[Exercise inputs]

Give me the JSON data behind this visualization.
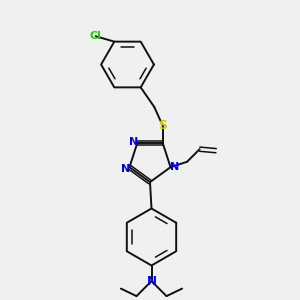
{
  "bg_color": "#f0f0f0",
  "atom_colors": {
    "Cl": "#22cc00",
    "S": "#cccc00",
    "N": "#0000ee"
  },
  "bond_color": "#111111",
  "figsize": [
    3.0,
    3.0
  ],
  "dpi": 100,
  "xlim": [
    0,
    10
  ],
  "ylim": [
    0,
    10
  ]
}
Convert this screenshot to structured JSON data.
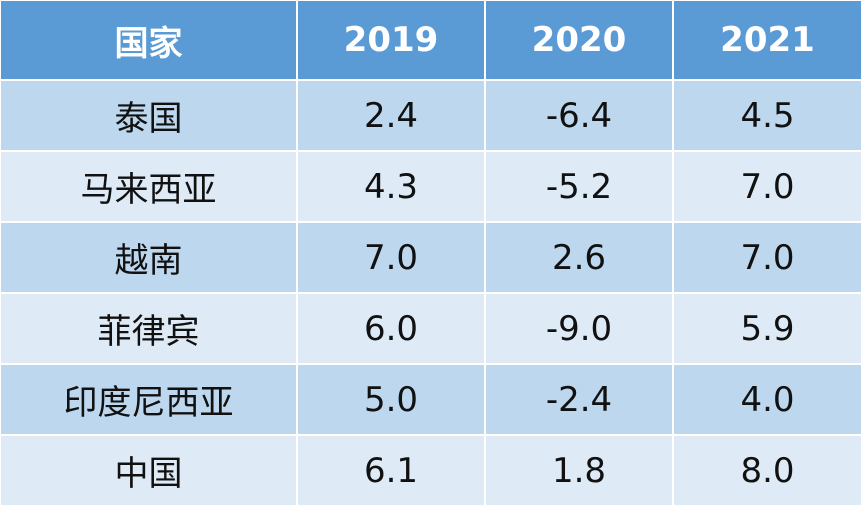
{
  "table": {
    "headers": [
      "国家",
      "2019",
      "2020",
      "2021"
    ],
    "rows": [
      [
        "泰国",
        "2.4",
        "-6.4",
        "4.5"
      ],
      [
        "马来西亚",
        "4.3",
        "-5.2",
        "7.0"
      ],
      [
        "越南",
        "7.0",
        "2.6",
        "7.0"
      ],
      [
        "菲律宾",
        "6.0",
        "-9.0",
        "5.9"
      ],
      [
        "印度尼西亚",
        "5.0",
        "-2.4",
        "4.0"
      ],
      [
        "中国",
        "6.1",
        "1.8",
        "8.0"
      ]
    ]
  },
  "colors": {
    "header_bg": "#5b9bd5",
    "row_odd_bg": "#bdd7ee",
    "row_even_bg": "#deebf7",
    "header_text": "#ffffff",
    "body_text": "#111111"
  }
}
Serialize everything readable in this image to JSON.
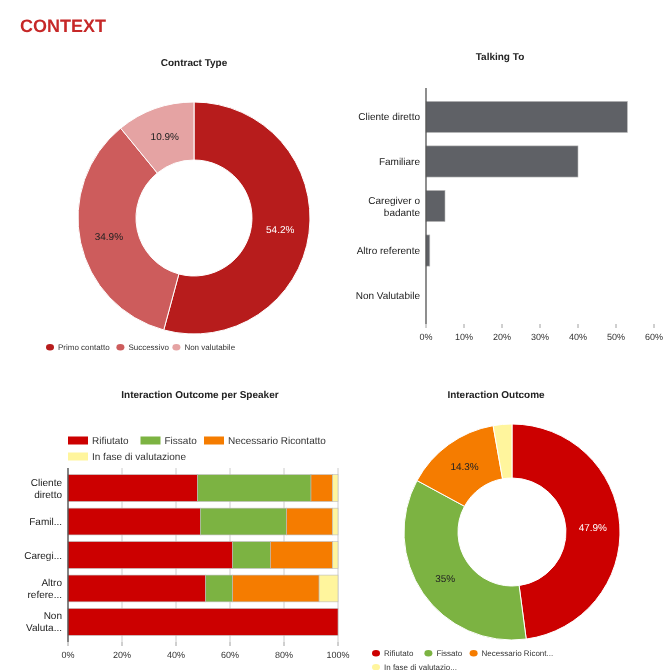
{
  "chart_data": [
    {
      "type": "donut",
      "title": "Contract Type",
      "annotations": [
        "CONTEXT"
      ],
      "categories": [
        "Primo contatto",
        "Successivo",
        "Non valutabile"
      ],
      "values": [
        54.2,
        34.9,
        10.9
      ],
      "colors": [
        "#b71c1c",
        "#cd5c5c",
        "#e5a3a3"
      ],
      "value_labels": [
        "54.2%",
        "34.9%",
        "10.9%"
      ],
      "legend": "bottom"
    },
    {
      "type": "bar",
      "title": "Talking To",
      "orientation": "horizontal",
      "categories": [
        "Cliente diretto",
        "Familiare",
        "Caregiver o badante",
        "Altro referente",
        "Non Valutabile"
      ],
      "values": [
        53,
        40,
        5,
        1,
        0
      ],
      "color": "#5f6166",
      "xlim": [
        0,
        60
      ],
      "xticks": [
        {
          "value": 0,
          "label": "0%"
        },
        {
          "value": 10,
          "label": "10%"
        },
        {
          "value": 20,
          "label": "20%"
        },
        {
          "value": 30,
          "label": "30%"
        },
        {
          "value": 40,
          "label": "40%"
        },
        {
          "value": 50,
          "label": "50%"
        },
        {
          "value": 60,
          "label": "60%"
        }
      ]
    },
    {
      "type": "bar",
      "title": "Interaction Outcome per Speaker",
      "orientation": "horizontal",
      "stacked": true,
      "categories": [
        "Cliente diretto",
        "Famil...",
        "Caregi...",
        "Altro refere...",
        "Non Valuta..."
      ],
      "series": [
        {
          "name": "Rifiutato",
          "color": "#cc0000",
          "values": [
            48,
            49,
            61,
            51,
            100
          ]
        },
        {
          "name": "Fissato",
          "color": "#7cb342",
          "values": [
            42,
            32,
            14,
            10,
            0
          ]
        },
        {
          "name": "Necessario Ricontatto",
          "color": "#f57c00",
          "values": [
            8,
            17,
            23,
            32,
            0
          ]
        },
        {
          "name": "In fase di valutazione",
          "color": "#fff59d",
          "values": [
            2,
            2,
            2,
            7,
            0
          ]
        }
      ],
      "xlim": [
        0,
        100
      ],
      "xticks": [
        {
          "value": 0,
          "label": "0%"
        },
        {
          "value": 20,
          "label": "20%"
        },
        {
          "value": 40,
          "label": "40%"
        },
        {
          "value": 60,
          "label": "60%"
        },
        {
          "value": 80,
          "label": "80%"
        },
        {
          "value": 100,
          "label": "100%"
        }
      ],
      "grid": "x",
      "legend": "top"
    },
    {
      "type": "donut",
      "title": "Interaction Outcome",
      "categories": [
        "Rifiutato",
        "Fissato",
        "Necessario Ricont...",
        "In fase di valutazio..."
      ],
      "values": [
        47.9,
        35,
        14.3,
        2.8
      ],
      "colors": [
        "#cc0000",
        "#7cb342",
        "#f57c00",
        "#fff59d"
      ],
      "value_labels": [
        "47.9%",
        "35%",
        "14.3%",
        null
      ],
      "legend": "bottom"
    }
  ]
}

[Instruction] Copy each line above where the string "JSON" occurs.

[Task answer]
Give me the JSON data behind this visualization.
Convert this screenshot to structured JSON data.
Serialize everything readable in this image to JSON.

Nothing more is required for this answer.